[Requirement]: Scan each line of the records for the word "with" and extract the ones that have it.

[Task data]:
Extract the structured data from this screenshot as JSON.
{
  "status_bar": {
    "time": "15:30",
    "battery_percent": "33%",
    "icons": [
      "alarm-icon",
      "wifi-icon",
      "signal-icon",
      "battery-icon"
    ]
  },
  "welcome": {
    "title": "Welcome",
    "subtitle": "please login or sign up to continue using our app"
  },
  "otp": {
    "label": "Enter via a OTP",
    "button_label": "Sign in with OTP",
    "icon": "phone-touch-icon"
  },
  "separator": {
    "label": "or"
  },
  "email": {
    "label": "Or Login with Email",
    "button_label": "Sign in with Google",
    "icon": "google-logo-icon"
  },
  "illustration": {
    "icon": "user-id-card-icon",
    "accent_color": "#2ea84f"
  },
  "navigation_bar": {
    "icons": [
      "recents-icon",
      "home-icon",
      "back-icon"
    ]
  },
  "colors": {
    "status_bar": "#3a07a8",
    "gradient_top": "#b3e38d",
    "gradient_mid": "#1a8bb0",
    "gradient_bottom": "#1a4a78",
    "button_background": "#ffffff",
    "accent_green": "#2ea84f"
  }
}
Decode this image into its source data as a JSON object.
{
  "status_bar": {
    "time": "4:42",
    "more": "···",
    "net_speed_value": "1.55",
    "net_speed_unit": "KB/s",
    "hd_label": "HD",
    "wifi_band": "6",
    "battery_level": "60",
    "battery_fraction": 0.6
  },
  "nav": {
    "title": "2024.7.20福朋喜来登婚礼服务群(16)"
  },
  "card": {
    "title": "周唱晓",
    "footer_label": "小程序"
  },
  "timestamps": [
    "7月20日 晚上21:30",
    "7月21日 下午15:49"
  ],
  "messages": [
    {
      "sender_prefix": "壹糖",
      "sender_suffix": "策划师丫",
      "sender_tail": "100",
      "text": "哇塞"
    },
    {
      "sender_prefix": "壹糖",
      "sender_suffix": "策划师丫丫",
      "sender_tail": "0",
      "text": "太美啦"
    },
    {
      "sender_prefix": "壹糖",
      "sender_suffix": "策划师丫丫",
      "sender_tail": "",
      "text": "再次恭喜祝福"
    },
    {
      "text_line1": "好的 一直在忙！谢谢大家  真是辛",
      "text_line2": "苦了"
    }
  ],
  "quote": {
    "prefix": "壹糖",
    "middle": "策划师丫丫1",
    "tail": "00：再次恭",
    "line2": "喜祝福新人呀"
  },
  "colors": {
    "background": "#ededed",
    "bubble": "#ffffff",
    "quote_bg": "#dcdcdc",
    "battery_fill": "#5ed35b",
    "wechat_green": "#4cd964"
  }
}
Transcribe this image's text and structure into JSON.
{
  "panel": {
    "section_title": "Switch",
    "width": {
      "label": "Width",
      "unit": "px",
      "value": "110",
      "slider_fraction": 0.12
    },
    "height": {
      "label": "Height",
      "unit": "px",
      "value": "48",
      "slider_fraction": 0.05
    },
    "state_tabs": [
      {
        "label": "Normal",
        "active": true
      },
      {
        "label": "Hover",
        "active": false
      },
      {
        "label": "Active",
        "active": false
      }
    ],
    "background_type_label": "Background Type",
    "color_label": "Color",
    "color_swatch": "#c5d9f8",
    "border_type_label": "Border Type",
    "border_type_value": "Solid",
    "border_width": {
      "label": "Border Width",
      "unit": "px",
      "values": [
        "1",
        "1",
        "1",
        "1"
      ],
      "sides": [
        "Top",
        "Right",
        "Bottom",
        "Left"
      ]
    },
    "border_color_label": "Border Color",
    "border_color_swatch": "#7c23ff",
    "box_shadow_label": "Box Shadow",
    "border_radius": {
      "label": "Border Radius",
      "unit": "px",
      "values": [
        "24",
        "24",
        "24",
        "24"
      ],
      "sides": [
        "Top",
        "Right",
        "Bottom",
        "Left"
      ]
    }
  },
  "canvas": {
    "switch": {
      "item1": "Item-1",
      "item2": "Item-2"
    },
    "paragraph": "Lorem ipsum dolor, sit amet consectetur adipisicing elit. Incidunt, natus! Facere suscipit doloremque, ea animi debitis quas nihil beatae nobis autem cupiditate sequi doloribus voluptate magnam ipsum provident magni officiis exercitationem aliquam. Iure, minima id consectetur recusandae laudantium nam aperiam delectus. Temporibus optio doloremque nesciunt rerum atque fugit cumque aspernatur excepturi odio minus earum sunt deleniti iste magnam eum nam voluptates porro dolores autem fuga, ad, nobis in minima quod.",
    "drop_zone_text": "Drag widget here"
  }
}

[Task response]:
    "button_label": "Sign in with OTP",
    "label": "Or Login with Email",
    "button_label": "Sign in with Google",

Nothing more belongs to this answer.